**LISTED ENTRIES**.
- - - -

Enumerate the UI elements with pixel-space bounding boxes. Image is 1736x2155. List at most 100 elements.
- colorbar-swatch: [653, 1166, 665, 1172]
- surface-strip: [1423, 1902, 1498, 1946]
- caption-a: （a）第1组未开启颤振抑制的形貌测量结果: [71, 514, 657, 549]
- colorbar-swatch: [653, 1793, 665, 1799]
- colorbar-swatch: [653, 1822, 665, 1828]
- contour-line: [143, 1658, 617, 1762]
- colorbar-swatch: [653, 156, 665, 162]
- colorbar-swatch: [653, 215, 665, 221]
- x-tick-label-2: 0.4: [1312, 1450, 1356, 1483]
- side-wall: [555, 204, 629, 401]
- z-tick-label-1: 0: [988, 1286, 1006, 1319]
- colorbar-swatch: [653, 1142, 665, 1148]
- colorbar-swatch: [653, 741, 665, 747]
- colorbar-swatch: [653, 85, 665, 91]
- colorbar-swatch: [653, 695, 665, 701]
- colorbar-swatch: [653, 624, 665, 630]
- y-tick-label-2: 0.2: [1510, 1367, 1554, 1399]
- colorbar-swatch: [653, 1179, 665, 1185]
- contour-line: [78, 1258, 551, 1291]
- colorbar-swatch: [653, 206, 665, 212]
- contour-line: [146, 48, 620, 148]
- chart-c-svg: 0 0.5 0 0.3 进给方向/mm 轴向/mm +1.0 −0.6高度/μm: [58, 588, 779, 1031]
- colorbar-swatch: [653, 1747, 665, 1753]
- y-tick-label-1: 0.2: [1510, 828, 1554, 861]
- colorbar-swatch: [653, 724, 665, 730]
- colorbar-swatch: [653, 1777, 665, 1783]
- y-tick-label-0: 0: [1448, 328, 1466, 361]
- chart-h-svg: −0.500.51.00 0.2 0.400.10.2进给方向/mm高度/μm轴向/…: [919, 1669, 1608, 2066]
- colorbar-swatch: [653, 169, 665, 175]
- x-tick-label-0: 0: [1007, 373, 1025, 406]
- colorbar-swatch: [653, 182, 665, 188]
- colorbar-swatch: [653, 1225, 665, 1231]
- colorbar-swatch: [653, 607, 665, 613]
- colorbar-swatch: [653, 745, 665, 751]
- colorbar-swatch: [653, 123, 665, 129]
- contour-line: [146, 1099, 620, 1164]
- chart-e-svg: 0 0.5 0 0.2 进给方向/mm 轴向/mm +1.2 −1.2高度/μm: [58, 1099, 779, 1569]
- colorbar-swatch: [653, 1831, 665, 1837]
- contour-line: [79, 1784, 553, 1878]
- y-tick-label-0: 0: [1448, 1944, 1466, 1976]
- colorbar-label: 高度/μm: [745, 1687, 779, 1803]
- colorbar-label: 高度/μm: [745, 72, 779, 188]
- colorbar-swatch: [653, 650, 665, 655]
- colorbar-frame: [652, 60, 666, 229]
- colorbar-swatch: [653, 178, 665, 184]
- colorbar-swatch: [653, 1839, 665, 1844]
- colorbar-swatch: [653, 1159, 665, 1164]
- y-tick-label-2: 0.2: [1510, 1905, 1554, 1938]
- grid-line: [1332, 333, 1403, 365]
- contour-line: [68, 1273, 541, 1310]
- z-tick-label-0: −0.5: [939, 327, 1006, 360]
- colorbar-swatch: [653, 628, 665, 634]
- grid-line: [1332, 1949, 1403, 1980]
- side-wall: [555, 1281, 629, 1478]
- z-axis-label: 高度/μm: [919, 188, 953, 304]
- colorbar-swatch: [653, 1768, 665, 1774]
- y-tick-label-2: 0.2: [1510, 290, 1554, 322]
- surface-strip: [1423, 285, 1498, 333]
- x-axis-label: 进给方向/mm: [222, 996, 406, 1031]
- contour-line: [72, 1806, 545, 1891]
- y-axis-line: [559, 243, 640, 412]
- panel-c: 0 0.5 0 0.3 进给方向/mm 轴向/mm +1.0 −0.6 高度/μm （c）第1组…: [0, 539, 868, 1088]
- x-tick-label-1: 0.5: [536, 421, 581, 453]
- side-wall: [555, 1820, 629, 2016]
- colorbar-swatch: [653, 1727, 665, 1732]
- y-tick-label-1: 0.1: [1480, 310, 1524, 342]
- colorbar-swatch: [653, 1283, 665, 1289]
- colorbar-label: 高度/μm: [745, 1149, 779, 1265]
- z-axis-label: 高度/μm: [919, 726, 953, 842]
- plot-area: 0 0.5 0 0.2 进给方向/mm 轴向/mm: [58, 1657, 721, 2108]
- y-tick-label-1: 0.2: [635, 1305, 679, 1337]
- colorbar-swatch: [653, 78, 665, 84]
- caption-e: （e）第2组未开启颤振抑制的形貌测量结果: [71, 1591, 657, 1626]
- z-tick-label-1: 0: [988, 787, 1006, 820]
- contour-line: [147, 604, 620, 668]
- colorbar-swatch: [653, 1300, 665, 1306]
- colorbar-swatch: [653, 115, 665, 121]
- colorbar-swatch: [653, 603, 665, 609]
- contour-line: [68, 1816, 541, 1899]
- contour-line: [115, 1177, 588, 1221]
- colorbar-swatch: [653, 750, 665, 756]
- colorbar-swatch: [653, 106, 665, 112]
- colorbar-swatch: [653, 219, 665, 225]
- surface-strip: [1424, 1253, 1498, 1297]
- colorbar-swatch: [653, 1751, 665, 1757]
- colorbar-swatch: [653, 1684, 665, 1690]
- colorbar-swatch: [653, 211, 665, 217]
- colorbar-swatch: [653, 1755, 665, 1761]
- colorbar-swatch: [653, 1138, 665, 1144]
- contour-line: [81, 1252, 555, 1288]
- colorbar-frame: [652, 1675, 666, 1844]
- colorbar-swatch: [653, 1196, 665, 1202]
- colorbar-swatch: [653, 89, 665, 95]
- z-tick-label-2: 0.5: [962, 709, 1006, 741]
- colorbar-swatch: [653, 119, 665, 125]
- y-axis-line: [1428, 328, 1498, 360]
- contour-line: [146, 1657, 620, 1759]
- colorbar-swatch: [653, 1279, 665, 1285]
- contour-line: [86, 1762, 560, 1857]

- - - -

**WHAT TO PRODUCE**.
Substitute "contour-curve" for every occurrence of "contour-line" in all of the material above, and reproduce the rest unchanged.

**WRITTEN REPLY**.
Enumerate the UI elements with pixel-space bounding boxes. Image is 1736x2155. List at most 100 elements.
- colorbar-swatch: [653, 1166, 665, 1172]
- surface-strip: [1423, 1902, 1498, 1946]
- caption-a: （a）第1组未开启颤振抑制的形貌测量结果: [71, 514, 657, 549]
- colorbar-swatch: [653, 1793, 665, 1799]
- colorbar-swatch: [653, 1822, 665, 1828]
- contour-curve: [143, 1658, 617, 1762]
- colorbar-swatch: [653, 156, 665, 162]
- colorbar-swatch: [653, 215, 665, 221]
- x-tick-label-2: 0.4: [1312, 1450, 1356, 1483]
- side-wall: [555, 204, 629, 401]
- z-tick-label-1: 0: [988, 1286, 1006, 1319]
- colorbar-swatch: [653, 1142, 665, 1148]
- colorbar-swatch: [653, 741, 665, 747]
- colorbar-swatch: [653, 85, 665, 91]
- colorbar-swatch: [653, 695, 665, 701]
- colorbar-swatch: [653, 624, 665, 630]
- y-tick-label-2: 0.2: [1510, 1367, 1554, 1399]
- colorbar-swatch: [653, 1179, 665, 1185]
- contour-curve: [78, 1258, 551, 1291]
- colorbar-swatch: [653, 206, 665, 212]
- contour-curve: [146, 48, 620, 148]
- chart-c-svg: 0 0.5 0 0.3 进给方向/mm 轴向/mm +1.0 −0.6高度/μm: [58, 588, 779, 1031]
- colorbar-swatch: [653, 1747, 665, 1753]
- y-tick-label-1: 0.2: [1510, 828, 1554, 861]
- colorbar-swatch: [653, 724, 665, 730]
- colorbar-swatch: [653, 1777, 665, 1783]
- y-tick-label-0: 0: [1448, 328, 1466, 361]
- chart-h-svg: −0.500.51.00 0.2 0.400.10.2进给方向/mm高度/μm轴向/…: [919, 1669, 1608, 2066]
- colorbar-swatch: [653, 169, 665, 175]
- x-tick-label-0: 0: [1007, 373, 1025, 406]
- colorbar-swatch: [653, 182, 665, 188]
- colorbar-swatch: [653, 1225, 665, 1231]
- colorbar-swatch: [653, 607, 665, 613]
- colorbar-swatch: [653, 745, 665, 751]
- colorbar-swatch: [653, 123, 665, 129]
- contour-curve: [146, 1099, 620, 1164]
- chart-e-svg: 0 0.5 0 0.2 进给方向/mm 轴向/mm +1.2 −1.2高度/μm: [58, 1099, 779, 1569]
- colorbar-swatch: [653, 1831, 665, 1837]
- contour-curve: [79, 1784, 553, 1878]
- y-tick-label-0: 0: [1448, 1944, 1466, 1976]
- colorbar-label: 高度/μm: [745, 1687, 779, 1803]
- colorbar-label: 高度/μm: [745, 72, 779, 188]
- colorbar-swatch: [653, 650, 665, 655]
- colorbar-frame: [652, 60, 666, 229]
- colorbar-swatch: [653, 178, 665, 184]
- colorbar-swatch: [653, 1839, 665, 1844]
- colorbar-swatch: [653, 1159, 665, 1164]
- y-tick-label-2: 0.2: [1510, 1905, 1554, 1938]
- grid-line: [1332, 333, 1403, 365]
- contour-curve: [68, 1273, 541, 1310]
- z-tick-label-0: −0.5: [939, 327, 1006, 360]
- colorbar-swatch: [653, 628, 665, 634]
- grid-line: [1332, 1949, 1403, 1980]
- side-wall: [555, 1281, 629, 1478]
- z-axis-label: 高度/μm: [919, 188, 953, 304]
- colorbar-swatch: [653, 1768, 665, 1774]
- y-tick-label-2: 0.2: [1510, 290, 1554, 322]
- surface-strip: [1423, 285, 1498, 333]
- x-axis-label: 进给方向/mm: [222, 996, 406, 1031]
- contour-curve: [72, 1806, 545, 1891]
- y-axis-line: [559, 243, 640, 412]
- panel-c: 0 0.5 0 0.3 进给方向/mm 轴向/mm +1.0 −0.6 高度/μm （c）第1组…: [0, 539, 868, 1088]
- x-tick-label-1: 0.5: [536, 421, 581, 453]
- side-wall: [555, 1820, 629, 2016]
- colorbar-swatch: [653, 1727, 665, 1732]
- y-tick-label-1: 0.1: [1480, 310, 1524, 342]
- colorbar-swatch: [653, 1283, 665, 1289]
- colorbar-label: 高度/μm: [745, 1149, 779, 1265]
- z-axis-label: 高度/μm: [919, 726, 953, 842]
- plot-area: 0 0.5 0 0.2 进给方向/mm 轴向/mm: [58, 1657, 721, 2108]
- y-tick-label-1: 0.2: [635, 1305, 679, 1337]
- colorbar-swatch: [653, 78, 665, 84]
- caption-e: （e）第2组未开启颤振抑制的形貌测量结果: [71, 1591, 657, 1626]
- z-tick-label-1: 0: [988, 787, 1006, 820]
- contour-curve: [147, 604, 620, 668]
- colorbar-swatch: [653, 1300, 665, 1306]
- colorbar-swatch: [653, 115, 665, 121]
- colorbar-swatch: [653, 603, 665, 609]
- contour-curve: [68, 1816, 541, 1899]
- contour-curve: [115, 1177, 588, 1221]
- colorbar-swatch: [653, 750, 665, 756]
- colorbar-swatch: [653, 106, 665, 112]
- colorbar-swatch: [653, 219, 665, 225]
- surface-strip: [1424, 1253, 1498, 1297]
- colorbar-swatch: [653, 1751, 665, 1757]
- colorbar-swatch: [653, 1684, 665, 1690]
- colorbar-swatch: [653, 211, 665, 217]
- colorbar-swatch: [653, 1755, 665, 1761]
- colorbar-swatch: [653, 1138, 665, 1144]
- contour-curve: [81, 1252, 555, 1288]
- colorbar-frame: [652, 1675, 666, 1844]
- colorbar-swatch: [653, 1196, 665, 1202]
- colorbar-swatch: [653, 89, 665, 95]
- z-tick-label-2: 0.5: [962, 709, 1006, 741]
- colorbar-swatch: [653, 119, 665, 125]
- y-axis-line: [1428, 328, 1498, 360]
- contour-curve: [146, 1657, 620, 1759]
- colorbar-swatch: [653, 1279, 665, 1285]
- contour-curve: [86, 1762, 560, 1857]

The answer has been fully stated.